■ **Task to carry out**: Lift every line from the entries that includes the word "this".

■ **Entries provided**:
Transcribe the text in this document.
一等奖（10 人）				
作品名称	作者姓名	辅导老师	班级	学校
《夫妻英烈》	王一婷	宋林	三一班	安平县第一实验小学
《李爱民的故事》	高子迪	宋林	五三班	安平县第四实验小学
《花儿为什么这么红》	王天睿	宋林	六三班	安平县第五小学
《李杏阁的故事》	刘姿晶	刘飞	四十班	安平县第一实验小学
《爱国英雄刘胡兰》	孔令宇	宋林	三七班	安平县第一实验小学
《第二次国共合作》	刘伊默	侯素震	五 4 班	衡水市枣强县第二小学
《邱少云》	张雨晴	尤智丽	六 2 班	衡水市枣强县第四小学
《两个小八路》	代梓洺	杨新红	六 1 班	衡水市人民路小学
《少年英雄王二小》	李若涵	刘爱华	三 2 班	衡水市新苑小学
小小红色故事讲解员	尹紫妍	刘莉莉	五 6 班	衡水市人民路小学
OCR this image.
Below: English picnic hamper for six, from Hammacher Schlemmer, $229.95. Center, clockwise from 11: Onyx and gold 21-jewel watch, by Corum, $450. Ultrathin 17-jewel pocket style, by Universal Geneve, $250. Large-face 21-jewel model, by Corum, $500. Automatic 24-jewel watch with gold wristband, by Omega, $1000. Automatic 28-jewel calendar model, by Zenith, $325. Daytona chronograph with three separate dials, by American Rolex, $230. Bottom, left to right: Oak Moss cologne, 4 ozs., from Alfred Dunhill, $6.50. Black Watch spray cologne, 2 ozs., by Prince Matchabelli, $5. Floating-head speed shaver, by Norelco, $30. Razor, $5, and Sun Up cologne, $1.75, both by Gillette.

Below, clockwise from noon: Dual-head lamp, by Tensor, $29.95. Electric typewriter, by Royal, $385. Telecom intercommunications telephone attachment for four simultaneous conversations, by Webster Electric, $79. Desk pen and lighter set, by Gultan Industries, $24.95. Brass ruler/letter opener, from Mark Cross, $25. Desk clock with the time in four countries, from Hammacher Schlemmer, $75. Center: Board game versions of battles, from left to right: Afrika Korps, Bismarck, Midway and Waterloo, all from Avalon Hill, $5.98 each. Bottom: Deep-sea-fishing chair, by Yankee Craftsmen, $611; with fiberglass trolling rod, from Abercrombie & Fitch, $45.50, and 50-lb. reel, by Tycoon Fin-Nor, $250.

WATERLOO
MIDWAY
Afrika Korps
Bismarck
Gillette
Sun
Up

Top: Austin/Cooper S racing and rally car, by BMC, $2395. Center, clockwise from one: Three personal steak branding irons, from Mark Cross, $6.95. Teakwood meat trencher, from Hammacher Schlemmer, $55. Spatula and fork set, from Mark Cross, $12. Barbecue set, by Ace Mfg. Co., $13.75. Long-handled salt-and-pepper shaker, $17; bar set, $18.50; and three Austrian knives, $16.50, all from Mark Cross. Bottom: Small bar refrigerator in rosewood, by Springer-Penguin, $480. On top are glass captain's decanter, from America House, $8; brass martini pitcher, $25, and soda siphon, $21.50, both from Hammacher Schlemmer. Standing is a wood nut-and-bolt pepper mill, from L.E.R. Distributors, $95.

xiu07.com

■ **The solution**:
Transcribe the text in this document.
OCR this image.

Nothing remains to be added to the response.